■ **MATERIAL SUPPLIED**:
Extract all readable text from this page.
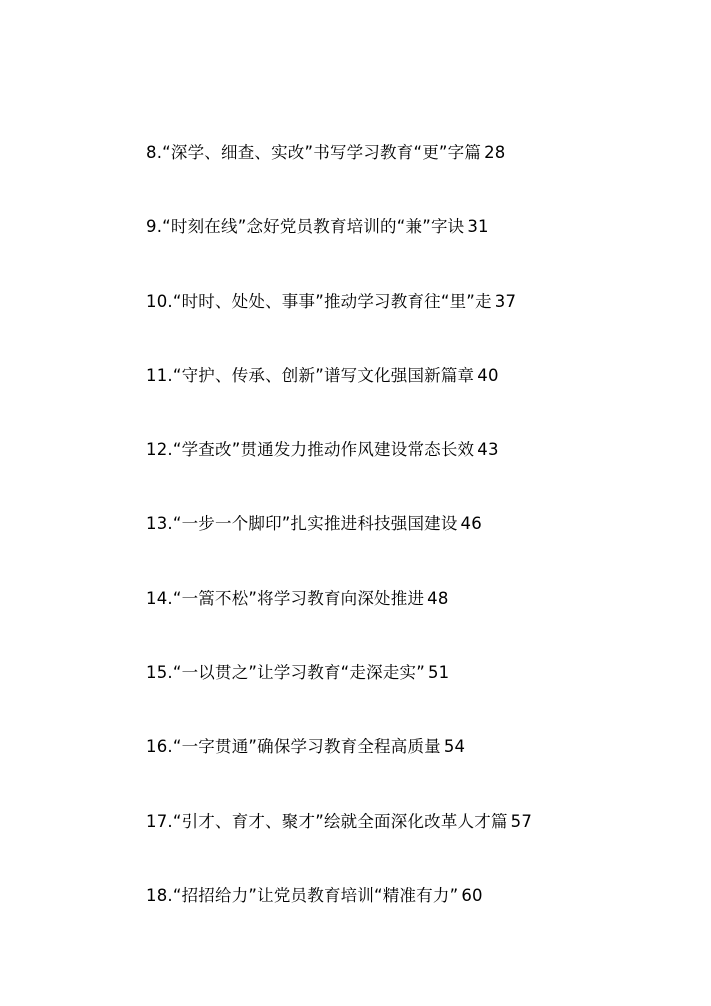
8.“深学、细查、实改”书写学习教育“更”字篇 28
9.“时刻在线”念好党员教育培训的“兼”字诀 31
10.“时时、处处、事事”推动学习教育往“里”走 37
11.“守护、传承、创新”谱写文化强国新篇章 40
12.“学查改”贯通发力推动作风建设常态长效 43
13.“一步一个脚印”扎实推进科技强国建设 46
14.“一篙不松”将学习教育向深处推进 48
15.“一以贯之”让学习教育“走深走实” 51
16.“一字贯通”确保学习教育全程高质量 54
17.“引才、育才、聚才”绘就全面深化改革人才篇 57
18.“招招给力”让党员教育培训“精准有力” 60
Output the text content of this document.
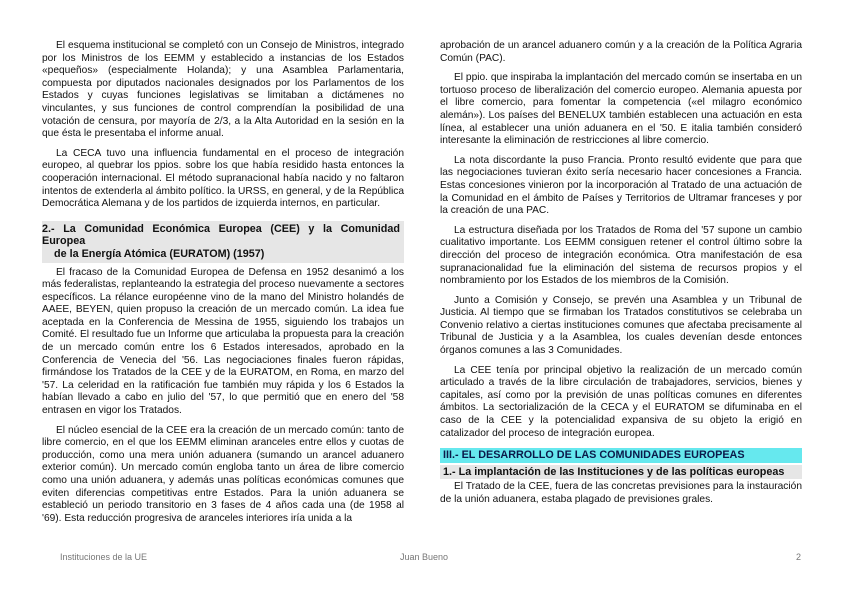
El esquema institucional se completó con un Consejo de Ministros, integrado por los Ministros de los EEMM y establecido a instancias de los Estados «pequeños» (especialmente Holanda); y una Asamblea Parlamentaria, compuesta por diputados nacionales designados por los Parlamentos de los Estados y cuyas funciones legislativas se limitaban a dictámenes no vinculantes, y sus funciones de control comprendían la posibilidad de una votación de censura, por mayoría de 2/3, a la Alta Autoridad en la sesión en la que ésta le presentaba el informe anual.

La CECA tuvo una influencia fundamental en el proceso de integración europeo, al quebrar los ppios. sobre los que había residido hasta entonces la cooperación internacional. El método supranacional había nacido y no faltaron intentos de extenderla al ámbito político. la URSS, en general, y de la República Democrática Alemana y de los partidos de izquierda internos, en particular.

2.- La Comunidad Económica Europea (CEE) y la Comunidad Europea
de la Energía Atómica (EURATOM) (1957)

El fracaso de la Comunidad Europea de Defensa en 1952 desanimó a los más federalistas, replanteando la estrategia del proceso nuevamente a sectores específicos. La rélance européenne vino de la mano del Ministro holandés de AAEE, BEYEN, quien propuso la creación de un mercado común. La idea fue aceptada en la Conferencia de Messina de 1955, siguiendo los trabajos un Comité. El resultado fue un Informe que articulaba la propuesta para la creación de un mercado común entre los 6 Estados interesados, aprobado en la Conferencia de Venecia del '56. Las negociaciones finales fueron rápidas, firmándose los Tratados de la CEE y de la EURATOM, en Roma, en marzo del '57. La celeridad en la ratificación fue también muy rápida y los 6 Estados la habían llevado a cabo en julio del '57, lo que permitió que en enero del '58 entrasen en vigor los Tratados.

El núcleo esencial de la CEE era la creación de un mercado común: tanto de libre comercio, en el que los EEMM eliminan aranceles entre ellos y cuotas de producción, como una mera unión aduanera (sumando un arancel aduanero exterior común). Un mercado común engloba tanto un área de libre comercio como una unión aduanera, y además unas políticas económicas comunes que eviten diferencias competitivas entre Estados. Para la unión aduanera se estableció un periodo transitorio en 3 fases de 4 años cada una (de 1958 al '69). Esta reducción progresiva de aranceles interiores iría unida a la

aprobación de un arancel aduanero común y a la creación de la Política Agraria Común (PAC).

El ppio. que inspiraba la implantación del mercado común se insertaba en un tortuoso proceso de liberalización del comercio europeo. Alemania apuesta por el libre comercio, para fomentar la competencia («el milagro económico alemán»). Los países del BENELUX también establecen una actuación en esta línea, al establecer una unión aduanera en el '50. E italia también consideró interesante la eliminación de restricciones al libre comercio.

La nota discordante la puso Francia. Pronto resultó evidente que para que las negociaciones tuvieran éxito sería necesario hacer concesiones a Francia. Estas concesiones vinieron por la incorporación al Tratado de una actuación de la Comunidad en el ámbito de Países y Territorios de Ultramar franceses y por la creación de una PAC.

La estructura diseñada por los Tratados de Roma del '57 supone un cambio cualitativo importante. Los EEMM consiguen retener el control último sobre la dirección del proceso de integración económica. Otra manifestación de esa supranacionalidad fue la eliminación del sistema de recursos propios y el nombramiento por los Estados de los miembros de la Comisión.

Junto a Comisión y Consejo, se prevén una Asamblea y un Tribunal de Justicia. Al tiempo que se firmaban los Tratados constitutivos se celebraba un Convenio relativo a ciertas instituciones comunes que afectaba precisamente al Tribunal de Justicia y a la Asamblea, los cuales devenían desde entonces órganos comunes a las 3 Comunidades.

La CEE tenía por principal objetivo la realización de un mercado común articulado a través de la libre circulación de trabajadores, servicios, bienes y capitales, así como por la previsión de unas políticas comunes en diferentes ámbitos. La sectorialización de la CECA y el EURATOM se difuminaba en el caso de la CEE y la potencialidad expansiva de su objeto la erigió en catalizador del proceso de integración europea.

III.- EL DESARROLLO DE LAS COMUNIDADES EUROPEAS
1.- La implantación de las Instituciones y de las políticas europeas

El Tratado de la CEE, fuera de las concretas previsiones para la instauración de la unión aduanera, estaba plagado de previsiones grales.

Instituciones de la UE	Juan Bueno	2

■ **TASK OBJECTIVE**: Your copy of the data should match it exactly, except that pictures are left out.

■ **OUTPUT OF THE EXERCISE**:
Extract all readable text from this page.
8.“深学、细查、实改”书写学习教育“更”字篇 28
9.“时刻在线”念好党员教育培训的“兼”字诀 31
10.“时时、处处、事事”推动学习教育往“里”走 37
11.“守护、传承、创新”谱写文化强国新篇章 40
12.“学查改”贯通发力推动作风建设常态长效 43
13.“一步一个脚印”扎实推进科技强国建设 46
14.“一篙不松”将学习教育向深处推进 48
15.“一以贯之”让学习教育“走深走实” 51
16.“一字贯通”确保学习教育全程高质量 54
17.“引才、育才、聚才”绘就全面深化改革人才篇 57
18.“招招给力”让党员教育培训“精准有力” 60
Output the text content of this document.
El esquema institucional se completó con un Consejo de Ministros, integrado por los Ministros de los EEMM y establecido a instancias de los Estados «pequeños» (especialmente Holanda); y una Asamblea Parlamentaria, compuesta por diputados nacionales designados por los Parlamentos de los Estados y cuyas funciones legislativas se limitaban a dictámenes no vinculantes, y sus funciones de control comprendían la posibilidad de una votación de censura, por mayoría de 2/3, a la Alta Autoridad en la sesión en la que ésta le presentaba el informe anual.

La CECA tuvo una influencia fundamental en el proceso de integración europeo, al quebrar los ppios. sobre los que había residido hasta entonces la cooperación internacional. El método supranacional había nacido y no faltaron intentos de extenderla al ámbito político. la URSS, en general, y de la República Democrática Alemana y de los partidos de izquierda internos, en particular.

2.- La Comunidad Económica Europea (CEE) y la Comunidad Europea
de la Energía Atómica (EURATOM) (1957)

El fracaso de la Comunidad Europea de Defensa en 1952 desanimó a los más federalistas, replanteando la estrategia del proceso nuevamente a sectores específicos. La rélance européenne vino de la mano del Ministro holandés de AAEE, BEYEN, quien propuso la creación de un mercado común. La idea fue aceptada en la Conferencia de Messina de 1955, siguiendo los trabajos un Comité. El resultado fue un Informe que articulaba la propuesta para la creación de un mercado común entre los 6 Estados interesados, aprobado en la Conferencia de Venecia del '56. Las negociaciones finales fueron rápidas, firmándose los Tratados de la CEE y de la EURATOM, en Roma, en marzo del '57. La celeridad en la ratificación fue también muy rápida y los 6 Estados la habían llevado a cabo en julio del '57, lo que permitió que en enero del '58 entrasen en vigor los Tratados.

El núcleo esencial de la CEE era la creación de un mercado común: tanto de libre comercio, en el que los EEMM eliminan aranceles entre ellos y cuotas de producción, como una mera unión aduanera (sumando un arancel aduanero exterior común). Un mercado común engloba tanto un área de libre comercio como una unión aduanera, y además unas políticas económicas comunes que eviten diferencias competitivas entre Estados. Para la unión aduanera se estableció un periodo transitorio en 3 fases de 4 años cada una (de 1958 al '69). Esta reducción progresiva de aranceles interiores iría unida a la

aprobación de un arancel aduanero común y a la creación de la Política Agraria Común (PAC).

El ppio. que inspiraba la implantación del mercado común se insertaba en un tortuoso proceso de liberalización del comercio europeo. Alemania apuesta por el libre comercio, para fomentar la competencia («el milagro económico alemán»). Los países del BENELUX también establecen una actuación en esta línea, al establecer una unión aduanera en el '50. E italia también consideró interesante la eliminación de restricciones al libre comercio.

La nota discordante la puso Francia. Pronto resultó evidente que para que las negociaciones tuvieran éxito sería necesario hacer concesiones a Francia. Estas concesiones vinieron por la incorporación al Tratado de una actuación de la Comunidad en el ámbito de Países y Territorios de Ultramar franceses y por la creación de una PAC.

La estructura diseñada por los Tratados de Roma del '57 supone un cambio cualitativo importante. Los EEMM consiguen retener el control último sobre la dirección del proceso de integración económica. Otra manifestación de esa supranacionalidad fue la eliminación del sistema de recursos propios y el nombramiento por los Estados de los miembros de la Comisión.

Junto a Comisión y Consejo, se prevén una Asamblea y un Tribunal de Justicia. Al tiempo que se firmaban los Tratados constitutivos se celebraba un Convenio relativo a ciertas instituciones comunes que afectaba precisamente al Tribunal de Justicia y a la Asamblea, los cuales devenían desde entonces órganos comunes a las 3 Comunidades.

La CEE tenía por principal objetivo la realización de un mercado común articulado a través de la libre circulación de trabajadores, servicios, bienes y capitales, así como por la previsión de unas políticas comunes en diferentes ámbitos. La sectorialización de la CECA y el EURATOM se difuminaba en el caso de la CEE y la potencialidad expansiva de su objeto la erigió en catalizador del proceso de integración europea.

III.- EL DESARROLLO DE LAS COMUNIDADES EUROPEAS
1.- La implantación de las Instituciones y de las políticas europeas

El Tratado de la CEE, fuera de las concretas previsiones para la instauración de la unión aduanera, estaba plagado de previsiones grales.

Instituciones de la UE	Juan Bueno	2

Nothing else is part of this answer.